**Request:** Show each line of the data below that has the string "ylabel" in it.

Collected data
:::
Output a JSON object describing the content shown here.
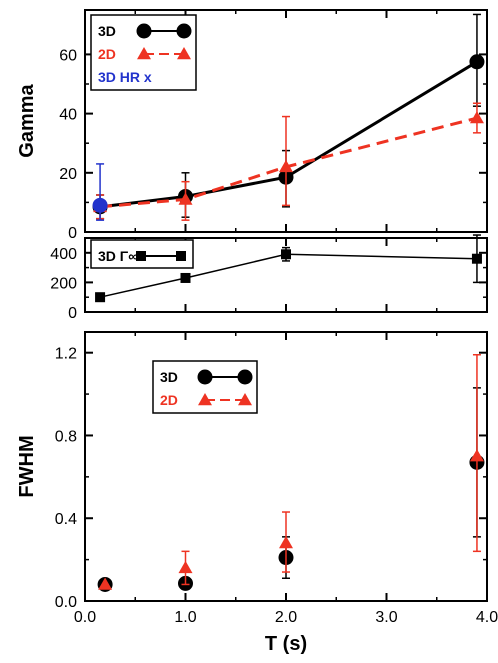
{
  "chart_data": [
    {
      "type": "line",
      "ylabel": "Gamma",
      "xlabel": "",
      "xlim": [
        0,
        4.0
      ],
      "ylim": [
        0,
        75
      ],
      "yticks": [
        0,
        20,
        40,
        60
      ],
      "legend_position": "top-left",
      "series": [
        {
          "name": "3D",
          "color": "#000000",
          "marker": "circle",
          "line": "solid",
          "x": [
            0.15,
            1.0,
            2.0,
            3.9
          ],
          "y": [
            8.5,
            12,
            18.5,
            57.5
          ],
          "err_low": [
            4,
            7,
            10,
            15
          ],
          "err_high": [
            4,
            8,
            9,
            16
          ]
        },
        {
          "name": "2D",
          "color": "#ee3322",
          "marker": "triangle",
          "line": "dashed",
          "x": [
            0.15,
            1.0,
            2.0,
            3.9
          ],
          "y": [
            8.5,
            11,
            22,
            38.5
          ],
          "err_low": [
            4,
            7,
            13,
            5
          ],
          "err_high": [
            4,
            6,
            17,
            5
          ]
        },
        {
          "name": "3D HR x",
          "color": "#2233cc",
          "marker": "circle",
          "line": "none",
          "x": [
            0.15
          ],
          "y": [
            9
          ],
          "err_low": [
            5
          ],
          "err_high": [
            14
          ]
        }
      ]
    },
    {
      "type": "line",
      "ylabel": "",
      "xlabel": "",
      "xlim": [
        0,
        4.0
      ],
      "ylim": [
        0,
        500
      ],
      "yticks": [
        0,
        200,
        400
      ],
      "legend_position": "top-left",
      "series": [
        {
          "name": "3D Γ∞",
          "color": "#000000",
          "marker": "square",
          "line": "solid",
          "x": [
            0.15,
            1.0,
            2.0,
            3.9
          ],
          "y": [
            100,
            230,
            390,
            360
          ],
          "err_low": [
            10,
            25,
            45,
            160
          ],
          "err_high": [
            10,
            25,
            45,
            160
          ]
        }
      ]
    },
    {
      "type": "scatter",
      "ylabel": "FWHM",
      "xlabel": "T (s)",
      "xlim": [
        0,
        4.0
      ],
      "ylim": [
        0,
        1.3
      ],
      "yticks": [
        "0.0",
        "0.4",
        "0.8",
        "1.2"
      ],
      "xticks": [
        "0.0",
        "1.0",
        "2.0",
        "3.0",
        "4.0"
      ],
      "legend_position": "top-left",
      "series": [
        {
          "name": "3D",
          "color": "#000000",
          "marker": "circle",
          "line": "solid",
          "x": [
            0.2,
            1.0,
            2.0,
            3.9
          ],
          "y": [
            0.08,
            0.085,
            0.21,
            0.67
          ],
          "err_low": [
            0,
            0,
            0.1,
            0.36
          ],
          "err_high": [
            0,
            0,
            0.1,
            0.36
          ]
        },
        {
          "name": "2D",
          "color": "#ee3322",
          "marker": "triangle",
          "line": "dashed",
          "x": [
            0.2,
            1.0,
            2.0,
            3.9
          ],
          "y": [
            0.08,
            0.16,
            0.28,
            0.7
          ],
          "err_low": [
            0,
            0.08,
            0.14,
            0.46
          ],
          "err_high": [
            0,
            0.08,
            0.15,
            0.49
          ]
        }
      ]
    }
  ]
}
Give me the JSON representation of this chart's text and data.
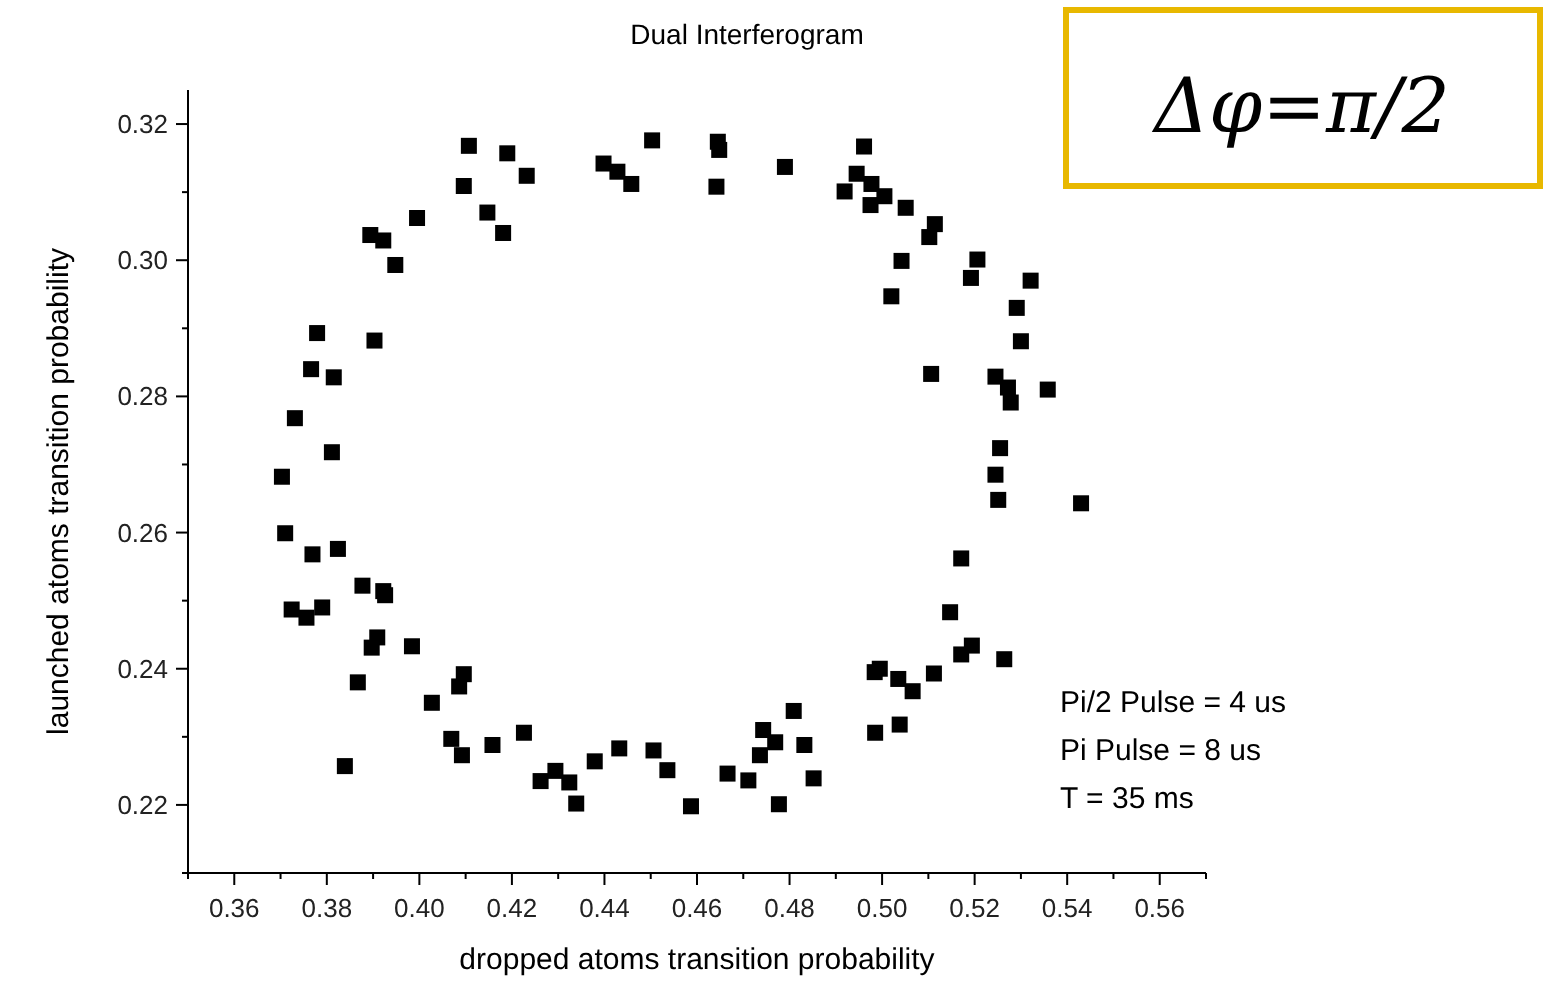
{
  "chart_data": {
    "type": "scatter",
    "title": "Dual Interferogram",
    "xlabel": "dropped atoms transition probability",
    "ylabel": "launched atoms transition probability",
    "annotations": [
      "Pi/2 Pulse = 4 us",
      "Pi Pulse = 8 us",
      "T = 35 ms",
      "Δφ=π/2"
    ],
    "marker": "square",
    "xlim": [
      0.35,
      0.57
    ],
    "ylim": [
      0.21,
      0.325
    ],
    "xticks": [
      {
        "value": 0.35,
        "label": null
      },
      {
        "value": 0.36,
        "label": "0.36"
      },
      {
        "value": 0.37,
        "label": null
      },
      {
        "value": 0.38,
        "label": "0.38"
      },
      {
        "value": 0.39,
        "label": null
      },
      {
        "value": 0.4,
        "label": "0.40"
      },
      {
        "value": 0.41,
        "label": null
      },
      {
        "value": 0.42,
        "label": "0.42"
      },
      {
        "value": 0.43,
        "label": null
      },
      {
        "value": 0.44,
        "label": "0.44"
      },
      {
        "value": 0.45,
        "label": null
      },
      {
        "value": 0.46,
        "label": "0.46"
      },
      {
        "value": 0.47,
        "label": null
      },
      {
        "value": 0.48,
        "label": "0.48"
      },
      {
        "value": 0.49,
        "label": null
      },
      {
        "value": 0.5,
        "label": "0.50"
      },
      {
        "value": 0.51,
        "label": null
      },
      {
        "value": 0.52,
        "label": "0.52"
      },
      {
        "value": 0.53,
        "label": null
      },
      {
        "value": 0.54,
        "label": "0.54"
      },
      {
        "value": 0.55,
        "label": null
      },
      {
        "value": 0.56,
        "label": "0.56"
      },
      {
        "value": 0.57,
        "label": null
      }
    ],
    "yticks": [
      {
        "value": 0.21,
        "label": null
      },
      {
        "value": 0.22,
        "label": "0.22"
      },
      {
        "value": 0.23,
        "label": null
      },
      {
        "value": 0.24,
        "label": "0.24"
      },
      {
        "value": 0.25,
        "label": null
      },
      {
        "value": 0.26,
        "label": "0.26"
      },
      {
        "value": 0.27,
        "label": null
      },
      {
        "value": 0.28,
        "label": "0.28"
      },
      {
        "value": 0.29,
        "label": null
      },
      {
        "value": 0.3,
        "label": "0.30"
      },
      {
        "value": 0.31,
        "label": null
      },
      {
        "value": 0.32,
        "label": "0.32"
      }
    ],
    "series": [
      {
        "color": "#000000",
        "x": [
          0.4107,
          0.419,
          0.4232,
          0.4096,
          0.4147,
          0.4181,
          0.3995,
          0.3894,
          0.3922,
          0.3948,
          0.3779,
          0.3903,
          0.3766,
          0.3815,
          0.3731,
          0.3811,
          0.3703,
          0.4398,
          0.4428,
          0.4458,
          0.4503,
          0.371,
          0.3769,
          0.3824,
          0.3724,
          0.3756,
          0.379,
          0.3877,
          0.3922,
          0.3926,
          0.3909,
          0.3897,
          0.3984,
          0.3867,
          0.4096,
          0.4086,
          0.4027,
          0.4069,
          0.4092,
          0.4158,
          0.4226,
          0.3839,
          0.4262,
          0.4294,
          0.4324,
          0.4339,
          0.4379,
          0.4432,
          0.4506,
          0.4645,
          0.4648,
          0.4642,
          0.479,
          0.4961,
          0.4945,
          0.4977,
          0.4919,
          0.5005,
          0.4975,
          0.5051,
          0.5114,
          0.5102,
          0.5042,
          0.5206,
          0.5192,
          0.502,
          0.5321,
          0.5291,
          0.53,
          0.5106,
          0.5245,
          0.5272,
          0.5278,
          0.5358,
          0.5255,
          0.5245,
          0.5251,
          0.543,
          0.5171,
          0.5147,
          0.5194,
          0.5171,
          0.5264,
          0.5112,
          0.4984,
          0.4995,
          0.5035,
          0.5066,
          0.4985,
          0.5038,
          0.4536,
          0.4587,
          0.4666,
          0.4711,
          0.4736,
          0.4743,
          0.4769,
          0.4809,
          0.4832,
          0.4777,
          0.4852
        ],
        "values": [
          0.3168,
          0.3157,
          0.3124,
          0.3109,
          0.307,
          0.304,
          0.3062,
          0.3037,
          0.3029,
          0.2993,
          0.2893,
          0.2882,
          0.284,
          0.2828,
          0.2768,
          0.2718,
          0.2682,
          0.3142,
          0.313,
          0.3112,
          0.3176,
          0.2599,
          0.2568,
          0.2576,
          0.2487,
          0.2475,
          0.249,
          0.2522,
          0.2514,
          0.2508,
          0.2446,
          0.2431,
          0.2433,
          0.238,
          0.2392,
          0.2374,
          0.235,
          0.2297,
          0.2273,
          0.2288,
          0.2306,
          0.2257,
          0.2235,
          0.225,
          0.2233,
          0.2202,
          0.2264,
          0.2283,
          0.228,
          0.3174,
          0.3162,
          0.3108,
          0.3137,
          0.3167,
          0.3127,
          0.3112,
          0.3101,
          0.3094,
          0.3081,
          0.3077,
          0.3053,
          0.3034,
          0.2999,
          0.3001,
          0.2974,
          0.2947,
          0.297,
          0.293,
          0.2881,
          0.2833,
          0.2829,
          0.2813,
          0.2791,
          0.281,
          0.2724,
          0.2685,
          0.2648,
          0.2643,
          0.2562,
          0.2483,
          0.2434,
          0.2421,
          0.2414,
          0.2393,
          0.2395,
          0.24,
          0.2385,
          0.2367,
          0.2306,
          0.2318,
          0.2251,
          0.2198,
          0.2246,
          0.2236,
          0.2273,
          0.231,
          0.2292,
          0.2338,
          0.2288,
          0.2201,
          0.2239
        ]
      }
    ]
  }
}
:::
**Solution for this task:**
      "ylabel": "Gamma",
      "ylabel": "",
      "ylabel": "FWHM",
    "ylabel": "launched atoms transition probability",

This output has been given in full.